## WHAT IS NEEDED
Scan the entries below and extract each line with the word "이야기를" in it.

══════════

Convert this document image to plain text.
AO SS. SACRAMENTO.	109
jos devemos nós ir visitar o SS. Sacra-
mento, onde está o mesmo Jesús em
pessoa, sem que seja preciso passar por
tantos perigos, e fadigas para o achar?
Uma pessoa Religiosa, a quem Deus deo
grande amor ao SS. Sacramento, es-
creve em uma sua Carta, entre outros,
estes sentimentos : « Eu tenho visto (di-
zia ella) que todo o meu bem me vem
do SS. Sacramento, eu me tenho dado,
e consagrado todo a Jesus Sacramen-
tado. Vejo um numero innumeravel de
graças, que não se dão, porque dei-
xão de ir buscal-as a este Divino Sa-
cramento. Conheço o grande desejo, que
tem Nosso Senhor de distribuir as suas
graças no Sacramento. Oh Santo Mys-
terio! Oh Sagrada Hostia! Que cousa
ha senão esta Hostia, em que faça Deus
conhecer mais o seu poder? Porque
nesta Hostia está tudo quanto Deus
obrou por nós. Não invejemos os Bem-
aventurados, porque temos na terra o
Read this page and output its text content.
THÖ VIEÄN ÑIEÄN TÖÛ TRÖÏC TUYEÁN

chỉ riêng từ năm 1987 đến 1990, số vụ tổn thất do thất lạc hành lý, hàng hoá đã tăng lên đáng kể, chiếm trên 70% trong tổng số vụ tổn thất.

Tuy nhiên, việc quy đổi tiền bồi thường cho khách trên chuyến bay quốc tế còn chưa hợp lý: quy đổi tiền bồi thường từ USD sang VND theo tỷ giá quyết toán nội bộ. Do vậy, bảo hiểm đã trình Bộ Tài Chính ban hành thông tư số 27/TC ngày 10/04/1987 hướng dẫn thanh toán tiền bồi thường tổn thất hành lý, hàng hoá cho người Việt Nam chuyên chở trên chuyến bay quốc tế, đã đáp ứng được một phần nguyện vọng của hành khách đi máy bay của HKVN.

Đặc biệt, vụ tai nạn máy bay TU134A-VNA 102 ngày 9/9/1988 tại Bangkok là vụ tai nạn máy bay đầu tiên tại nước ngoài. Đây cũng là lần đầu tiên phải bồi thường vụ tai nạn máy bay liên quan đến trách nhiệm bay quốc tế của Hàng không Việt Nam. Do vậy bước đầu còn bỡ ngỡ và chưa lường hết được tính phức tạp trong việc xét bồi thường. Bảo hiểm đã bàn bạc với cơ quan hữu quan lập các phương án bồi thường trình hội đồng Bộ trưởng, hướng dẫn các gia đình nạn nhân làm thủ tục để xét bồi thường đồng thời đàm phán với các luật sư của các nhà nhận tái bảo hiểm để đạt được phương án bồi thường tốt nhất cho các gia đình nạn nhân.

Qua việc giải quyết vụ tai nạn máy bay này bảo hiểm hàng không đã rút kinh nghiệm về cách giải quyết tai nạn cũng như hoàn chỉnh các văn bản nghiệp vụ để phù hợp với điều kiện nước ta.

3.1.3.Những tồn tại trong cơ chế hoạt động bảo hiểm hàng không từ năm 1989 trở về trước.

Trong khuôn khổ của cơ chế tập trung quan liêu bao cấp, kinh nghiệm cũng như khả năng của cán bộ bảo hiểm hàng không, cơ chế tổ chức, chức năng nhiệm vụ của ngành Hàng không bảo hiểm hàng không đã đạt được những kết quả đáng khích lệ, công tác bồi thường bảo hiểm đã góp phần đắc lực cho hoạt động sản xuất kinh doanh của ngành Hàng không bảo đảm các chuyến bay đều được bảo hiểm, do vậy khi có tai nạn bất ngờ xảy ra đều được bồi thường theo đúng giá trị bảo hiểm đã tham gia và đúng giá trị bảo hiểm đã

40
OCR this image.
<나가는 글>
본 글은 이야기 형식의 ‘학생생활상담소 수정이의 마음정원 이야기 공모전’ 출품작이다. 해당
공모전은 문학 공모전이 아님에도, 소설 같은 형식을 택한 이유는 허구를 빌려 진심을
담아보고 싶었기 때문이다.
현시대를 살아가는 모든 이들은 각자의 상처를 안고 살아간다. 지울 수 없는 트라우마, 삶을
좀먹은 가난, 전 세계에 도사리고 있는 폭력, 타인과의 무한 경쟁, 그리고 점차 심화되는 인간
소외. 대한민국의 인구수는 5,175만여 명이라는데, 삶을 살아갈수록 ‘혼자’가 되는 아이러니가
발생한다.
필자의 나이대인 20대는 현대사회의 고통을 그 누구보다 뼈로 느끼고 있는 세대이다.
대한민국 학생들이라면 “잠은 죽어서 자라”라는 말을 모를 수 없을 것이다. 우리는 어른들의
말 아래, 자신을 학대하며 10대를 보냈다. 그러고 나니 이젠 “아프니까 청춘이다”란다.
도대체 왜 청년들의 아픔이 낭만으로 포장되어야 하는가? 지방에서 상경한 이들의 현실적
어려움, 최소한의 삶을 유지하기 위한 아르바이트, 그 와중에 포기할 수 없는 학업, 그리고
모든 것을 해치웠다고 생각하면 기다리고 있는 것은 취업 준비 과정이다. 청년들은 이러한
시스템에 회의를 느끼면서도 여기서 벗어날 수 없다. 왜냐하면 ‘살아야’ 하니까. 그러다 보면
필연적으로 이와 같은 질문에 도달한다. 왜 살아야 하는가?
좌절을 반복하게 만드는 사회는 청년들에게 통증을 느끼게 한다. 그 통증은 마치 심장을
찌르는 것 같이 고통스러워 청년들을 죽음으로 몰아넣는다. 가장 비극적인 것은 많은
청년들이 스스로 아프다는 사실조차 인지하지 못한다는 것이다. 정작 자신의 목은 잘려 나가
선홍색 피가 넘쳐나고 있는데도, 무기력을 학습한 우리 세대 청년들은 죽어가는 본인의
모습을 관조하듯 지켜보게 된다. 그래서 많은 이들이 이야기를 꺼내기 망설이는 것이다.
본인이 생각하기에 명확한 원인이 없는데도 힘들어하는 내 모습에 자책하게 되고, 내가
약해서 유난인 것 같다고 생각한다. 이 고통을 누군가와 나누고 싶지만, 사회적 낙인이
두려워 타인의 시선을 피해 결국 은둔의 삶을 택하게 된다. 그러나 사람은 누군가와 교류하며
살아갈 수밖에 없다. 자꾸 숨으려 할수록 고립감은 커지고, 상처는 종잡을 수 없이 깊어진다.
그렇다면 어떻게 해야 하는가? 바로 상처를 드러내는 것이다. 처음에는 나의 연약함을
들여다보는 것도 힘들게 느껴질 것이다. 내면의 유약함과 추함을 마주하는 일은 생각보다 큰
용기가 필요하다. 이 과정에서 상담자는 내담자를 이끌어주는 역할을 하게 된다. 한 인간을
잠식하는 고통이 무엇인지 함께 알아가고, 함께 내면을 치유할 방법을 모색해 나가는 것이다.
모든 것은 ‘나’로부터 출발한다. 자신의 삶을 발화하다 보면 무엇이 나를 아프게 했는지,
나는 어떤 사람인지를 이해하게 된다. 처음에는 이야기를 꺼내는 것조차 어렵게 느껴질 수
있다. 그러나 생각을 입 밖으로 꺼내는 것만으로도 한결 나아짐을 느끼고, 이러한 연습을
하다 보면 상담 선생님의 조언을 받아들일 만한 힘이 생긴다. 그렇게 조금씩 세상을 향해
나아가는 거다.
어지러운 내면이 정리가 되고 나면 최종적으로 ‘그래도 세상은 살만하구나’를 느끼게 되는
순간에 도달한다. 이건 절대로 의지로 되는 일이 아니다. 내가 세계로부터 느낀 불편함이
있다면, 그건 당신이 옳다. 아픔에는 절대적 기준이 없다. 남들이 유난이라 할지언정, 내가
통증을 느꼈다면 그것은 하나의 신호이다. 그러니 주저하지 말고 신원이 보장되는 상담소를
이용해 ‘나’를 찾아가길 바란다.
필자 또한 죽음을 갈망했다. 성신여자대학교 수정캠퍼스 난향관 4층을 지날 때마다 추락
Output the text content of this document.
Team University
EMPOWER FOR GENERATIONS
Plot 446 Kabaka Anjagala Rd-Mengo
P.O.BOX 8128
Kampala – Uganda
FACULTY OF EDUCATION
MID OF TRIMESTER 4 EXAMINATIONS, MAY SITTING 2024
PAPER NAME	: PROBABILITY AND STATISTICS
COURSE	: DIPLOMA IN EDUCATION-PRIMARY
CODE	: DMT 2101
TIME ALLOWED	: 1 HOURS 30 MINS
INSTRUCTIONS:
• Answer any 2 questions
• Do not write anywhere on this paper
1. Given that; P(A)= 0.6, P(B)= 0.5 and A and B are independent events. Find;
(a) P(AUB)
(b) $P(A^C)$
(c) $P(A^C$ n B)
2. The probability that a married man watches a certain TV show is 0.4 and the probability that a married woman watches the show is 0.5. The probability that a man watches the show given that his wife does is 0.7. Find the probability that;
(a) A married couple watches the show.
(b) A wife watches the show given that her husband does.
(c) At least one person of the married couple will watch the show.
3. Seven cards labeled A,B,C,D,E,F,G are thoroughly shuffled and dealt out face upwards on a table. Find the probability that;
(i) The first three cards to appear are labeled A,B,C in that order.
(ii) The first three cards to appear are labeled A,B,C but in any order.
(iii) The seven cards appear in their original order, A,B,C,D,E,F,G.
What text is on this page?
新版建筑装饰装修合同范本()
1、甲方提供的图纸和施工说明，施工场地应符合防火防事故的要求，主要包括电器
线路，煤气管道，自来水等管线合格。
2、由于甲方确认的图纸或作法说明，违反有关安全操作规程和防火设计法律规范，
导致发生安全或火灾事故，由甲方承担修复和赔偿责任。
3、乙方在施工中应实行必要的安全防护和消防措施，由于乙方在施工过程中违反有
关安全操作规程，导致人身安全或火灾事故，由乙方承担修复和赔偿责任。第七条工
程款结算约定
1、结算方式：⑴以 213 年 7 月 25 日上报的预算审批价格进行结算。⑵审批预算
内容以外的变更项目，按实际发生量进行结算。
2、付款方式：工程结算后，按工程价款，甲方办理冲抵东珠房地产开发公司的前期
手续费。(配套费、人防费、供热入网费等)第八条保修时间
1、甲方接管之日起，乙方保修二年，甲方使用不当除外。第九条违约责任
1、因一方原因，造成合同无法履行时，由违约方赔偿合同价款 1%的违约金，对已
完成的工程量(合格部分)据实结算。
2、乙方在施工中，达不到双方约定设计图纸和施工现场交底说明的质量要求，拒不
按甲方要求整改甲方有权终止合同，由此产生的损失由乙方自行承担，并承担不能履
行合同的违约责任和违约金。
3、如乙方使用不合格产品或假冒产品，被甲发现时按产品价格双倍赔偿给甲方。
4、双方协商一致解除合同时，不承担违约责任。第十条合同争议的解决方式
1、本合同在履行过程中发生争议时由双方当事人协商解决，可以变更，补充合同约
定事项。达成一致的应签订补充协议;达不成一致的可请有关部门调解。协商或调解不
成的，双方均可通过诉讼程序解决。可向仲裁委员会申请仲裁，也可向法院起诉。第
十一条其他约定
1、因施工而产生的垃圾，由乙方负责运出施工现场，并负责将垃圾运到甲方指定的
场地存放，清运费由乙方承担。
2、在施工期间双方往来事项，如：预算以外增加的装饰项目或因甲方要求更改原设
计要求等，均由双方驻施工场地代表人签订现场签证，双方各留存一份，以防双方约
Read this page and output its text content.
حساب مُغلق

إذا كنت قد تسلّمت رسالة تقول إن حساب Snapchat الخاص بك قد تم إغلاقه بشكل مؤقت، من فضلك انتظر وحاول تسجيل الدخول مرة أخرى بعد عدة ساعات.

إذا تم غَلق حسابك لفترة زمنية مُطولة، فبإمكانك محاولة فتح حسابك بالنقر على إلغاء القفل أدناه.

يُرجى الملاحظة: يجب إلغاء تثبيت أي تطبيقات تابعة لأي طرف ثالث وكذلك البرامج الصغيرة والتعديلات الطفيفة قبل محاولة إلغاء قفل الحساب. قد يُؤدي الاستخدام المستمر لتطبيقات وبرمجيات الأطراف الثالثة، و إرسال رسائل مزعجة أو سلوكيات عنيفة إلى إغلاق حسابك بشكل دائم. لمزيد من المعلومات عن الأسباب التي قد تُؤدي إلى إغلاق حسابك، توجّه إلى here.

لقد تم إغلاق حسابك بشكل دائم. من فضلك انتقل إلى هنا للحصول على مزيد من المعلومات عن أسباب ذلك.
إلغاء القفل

══════════

## TASK RESPONSE
모습을 관조하듯 지켜보게 된다. 그래서 많은 이들이 이야기를 꺼내기 망설이는 것이다.
나는 어떤 사람인지를 이해하게 된다. 처음에는 이야기를 꺼내는 것조차 어렵게 느껴질 수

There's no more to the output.